## Exercise description
Extract, from the listing that follows, each line containing the word "тридцать".

——

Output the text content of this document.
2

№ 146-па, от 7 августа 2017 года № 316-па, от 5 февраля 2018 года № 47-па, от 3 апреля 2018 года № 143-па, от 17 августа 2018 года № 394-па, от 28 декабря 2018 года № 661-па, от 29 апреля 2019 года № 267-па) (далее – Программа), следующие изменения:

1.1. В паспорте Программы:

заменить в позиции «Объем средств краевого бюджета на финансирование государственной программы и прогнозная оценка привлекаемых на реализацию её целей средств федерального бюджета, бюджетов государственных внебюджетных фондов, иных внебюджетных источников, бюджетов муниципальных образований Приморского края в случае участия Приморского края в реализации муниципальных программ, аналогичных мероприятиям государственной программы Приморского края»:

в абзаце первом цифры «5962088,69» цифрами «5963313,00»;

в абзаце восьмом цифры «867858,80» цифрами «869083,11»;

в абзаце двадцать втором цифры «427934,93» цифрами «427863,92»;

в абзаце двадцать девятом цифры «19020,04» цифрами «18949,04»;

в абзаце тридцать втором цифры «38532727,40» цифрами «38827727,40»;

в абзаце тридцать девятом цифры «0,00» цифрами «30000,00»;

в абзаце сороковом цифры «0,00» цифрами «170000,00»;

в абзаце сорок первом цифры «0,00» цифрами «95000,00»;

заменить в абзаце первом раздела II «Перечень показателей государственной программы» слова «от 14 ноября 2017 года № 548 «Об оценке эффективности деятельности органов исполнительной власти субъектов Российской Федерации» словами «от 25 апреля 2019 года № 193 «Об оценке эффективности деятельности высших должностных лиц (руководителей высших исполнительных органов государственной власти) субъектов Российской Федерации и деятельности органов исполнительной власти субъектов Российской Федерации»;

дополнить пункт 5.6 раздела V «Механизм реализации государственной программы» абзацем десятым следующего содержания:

——

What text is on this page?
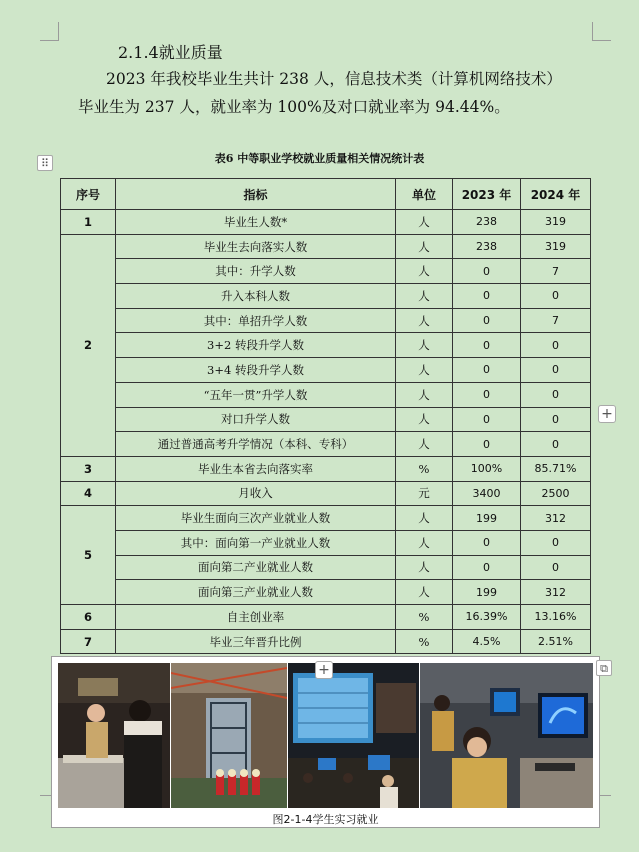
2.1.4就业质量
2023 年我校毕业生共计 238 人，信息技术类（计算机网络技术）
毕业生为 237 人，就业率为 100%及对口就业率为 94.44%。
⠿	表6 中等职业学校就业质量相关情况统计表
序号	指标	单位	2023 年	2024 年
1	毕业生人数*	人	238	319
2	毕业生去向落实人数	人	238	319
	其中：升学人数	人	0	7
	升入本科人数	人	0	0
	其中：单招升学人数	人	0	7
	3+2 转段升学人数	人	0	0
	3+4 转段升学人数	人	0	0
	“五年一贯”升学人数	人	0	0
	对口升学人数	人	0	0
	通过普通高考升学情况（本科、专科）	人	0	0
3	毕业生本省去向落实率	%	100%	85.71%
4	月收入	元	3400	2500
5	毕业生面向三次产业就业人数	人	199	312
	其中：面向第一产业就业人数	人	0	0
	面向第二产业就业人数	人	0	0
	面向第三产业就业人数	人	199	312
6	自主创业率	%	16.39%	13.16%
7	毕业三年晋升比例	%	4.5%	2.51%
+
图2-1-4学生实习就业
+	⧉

——

## Exercise response
в абзаце тридцать втором цифры «38532727,40» цифрами «38827727,40»;
в абзаце тридцать девятом цифры «0,00» цифрами «30000,00»;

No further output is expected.